◆ **What is required**: Work out how many lines in the listing below include the word "редакции"; answer with the number alone.

◆ **Entries**:
- - -

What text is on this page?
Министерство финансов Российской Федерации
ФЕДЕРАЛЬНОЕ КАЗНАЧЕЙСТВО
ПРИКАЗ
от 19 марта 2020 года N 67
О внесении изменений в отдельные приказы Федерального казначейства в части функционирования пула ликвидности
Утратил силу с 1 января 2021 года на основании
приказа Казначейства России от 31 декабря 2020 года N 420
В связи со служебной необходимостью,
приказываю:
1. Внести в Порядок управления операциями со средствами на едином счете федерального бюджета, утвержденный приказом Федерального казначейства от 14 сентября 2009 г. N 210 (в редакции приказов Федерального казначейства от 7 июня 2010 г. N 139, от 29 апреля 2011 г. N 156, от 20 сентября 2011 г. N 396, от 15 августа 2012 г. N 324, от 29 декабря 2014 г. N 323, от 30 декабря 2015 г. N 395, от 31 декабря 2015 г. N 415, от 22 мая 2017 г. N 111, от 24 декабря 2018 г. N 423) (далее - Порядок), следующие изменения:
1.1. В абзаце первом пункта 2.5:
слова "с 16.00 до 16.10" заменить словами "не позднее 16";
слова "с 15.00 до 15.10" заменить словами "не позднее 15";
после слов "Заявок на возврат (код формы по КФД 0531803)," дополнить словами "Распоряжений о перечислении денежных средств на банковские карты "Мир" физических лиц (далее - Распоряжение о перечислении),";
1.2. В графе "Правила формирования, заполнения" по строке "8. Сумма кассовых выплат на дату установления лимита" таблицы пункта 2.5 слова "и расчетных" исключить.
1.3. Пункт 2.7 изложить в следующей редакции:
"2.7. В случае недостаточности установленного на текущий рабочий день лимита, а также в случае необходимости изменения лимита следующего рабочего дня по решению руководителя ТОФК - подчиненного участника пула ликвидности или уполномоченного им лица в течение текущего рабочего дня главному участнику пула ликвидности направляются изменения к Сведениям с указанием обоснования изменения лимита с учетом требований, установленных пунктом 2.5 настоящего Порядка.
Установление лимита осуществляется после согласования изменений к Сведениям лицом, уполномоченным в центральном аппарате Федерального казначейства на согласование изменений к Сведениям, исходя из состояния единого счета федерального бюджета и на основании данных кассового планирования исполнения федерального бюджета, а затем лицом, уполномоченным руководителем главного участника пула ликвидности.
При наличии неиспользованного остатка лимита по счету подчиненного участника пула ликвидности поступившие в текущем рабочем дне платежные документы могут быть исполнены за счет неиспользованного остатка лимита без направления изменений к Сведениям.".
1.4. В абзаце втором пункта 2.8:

- - -

◆ **Correct result**: 2